-- Information supplied --
..........

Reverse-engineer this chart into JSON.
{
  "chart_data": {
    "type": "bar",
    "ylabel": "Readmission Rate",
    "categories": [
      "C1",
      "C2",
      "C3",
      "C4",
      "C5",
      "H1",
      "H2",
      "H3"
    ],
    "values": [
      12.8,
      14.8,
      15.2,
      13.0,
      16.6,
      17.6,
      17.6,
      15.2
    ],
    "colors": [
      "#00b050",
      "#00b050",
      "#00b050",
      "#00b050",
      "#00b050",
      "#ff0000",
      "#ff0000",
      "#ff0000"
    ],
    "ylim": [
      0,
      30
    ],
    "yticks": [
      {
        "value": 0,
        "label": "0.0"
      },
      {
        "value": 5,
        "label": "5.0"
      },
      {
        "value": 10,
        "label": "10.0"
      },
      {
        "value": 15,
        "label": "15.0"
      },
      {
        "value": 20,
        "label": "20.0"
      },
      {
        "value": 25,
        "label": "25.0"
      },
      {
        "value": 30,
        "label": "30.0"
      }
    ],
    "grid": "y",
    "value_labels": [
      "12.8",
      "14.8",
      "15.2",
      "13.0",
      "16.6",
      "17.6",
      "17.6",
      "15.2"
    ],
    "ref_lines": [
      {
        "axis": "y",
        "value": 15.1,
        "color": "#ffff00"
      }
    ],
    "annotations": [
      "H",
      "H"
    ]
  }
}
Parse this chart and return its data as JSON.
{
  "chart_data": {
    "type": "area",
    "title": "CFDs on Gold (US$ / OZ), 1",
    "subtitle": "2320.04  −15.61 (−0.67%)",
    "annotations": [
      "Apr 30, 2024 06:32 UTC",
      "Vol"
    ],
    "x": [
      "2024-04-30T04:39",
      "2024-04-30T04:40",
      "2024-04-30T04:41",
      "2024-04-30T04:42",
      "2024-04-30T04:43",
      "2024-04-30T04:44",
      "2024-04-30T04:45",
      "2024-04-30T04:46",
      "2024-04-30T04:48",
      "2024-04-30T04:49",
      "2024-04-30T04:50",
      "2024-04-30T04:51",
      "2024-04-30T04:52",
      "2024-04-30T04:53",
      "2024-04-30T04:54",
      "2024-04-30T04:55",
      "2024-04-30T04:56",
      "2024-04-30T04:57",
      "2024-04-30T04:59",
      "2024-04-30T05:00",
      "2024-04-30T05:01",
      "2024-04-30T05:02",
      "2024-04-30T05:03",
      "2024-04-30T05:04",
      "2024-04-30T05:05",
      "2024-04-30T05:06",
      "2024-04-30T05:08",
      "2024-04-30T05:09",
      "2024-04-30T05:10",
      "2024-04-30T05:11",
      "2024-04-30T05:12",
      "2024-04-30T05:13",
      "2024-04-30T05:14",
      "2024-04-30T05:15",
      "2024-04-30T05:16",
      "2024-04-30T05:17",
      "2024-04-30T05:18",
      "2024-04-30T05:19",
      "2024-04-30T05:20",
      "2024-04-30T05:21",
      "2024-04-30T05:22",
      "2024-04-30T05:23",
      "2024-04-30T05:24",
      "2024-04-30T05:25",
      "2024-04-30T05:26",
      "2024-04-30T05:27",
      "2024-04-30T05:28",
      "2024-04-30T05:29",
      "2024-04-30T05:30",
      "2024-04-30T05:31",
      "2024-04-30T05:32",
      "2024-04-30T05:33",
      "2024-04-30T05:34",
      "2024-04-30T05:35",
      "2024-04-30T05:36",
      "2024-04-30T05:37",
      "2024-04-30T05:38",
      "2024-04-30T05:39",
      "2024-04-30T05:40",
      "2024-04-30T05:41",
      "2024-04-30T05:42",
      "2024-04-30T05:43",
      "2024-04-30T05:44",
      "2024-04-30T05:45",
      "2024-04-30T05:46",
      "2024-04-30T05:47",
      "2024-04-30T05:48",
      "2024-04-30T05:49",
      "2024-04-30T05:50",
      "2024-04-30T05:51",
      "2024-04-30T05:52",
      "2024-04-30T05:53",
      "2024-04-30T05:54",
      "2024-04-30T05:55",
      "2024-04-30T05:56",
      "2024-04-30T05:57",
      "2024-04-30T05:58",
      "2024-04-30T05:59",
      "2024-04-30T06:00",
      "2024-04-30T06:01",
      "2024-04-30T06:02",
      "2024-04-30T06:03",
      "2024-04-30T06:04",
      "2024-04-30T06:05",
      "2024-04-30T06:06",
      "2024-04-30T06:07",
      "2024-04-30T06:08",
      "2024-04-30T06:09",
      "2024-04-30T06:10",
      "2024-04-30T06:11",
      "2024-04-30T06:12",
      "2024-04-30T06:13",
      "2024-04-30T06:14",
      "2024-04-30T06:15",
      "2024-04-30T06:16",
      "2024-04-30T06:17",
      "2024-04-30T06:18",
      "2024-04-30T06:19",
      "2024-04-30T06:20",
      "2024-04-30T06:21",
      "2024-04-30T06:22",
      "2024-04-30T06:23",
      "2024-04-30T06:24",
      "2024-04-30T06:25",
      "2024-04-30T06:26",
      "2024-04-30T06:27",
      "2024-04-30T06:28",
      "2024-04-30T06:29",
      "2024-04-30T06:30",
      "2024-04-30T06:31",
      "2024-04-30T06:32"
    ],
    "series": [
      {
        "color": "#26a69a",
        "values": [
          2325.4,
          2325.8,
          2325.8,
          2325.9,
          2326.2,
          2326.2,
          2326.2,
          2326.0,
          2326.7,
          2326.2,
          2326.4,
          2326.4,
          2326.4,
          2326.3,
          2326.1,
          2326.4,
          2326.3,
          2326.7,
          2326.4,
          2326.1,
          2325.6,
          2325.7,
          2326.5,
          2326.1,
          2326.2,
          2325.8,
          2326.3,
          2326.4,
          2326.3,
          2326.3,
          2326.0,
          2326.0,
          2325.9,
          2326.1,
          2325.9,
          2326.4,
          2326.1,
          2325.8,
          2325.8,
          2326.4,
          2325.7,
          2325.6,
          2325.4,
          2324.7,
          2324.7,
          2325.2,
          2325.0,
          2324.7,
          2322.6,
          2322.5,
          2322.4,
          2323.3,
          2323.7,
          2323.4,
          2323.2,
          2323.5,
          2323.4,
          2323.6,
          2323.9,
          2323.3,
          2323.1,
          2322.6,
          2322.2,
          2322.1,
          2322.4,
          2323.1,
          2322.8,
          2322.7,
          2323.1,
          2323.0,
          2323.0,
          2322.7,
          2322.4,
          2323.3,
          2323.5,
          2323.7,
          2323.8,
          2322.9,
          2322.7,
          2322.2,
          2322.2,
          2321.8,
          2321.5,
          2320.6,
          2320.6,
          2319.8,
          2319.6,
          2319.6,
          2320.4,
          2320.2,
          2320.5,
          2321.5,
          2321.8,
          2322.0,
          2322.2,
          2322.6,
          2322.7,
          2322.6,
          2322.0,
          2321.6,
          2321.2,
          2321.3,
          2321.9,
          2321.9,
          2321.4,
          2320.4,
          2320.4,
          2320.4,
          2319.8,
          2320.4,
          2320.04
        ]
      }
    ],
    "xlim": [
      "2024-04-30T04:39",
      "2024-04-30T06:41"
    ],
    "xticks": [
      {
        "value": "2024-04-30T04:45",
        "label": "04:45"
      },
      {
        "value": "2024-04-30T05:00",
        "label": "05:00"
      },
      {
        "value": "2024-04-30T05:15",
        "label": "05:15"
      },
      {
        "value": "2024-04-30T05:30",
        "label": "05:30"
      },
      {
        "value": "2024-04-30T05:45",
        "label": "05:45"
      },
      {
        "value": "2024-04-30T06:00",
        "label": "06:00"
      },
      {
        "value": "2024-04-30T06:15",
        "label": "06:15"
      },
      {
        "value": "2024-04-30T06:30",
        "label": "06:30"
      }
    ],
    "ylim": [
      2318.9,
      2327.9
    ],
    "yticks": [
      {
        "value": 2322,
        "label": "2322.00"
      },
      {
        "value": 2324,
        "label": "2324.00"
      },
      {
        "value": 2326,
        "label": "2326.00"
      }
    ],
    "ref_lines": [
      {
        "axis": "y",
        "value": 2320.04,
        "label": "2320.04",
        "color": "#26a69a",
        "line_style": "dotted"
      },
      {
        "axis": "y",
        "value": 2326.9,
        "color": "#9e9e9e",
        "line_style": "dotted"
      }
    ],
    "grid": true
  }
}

..........

-- Work required --
Write out every line from the entries where "this" appears.

-- The result --
Reverse-engineer this chart into JSON.
Parse this chart and return its data as JSON.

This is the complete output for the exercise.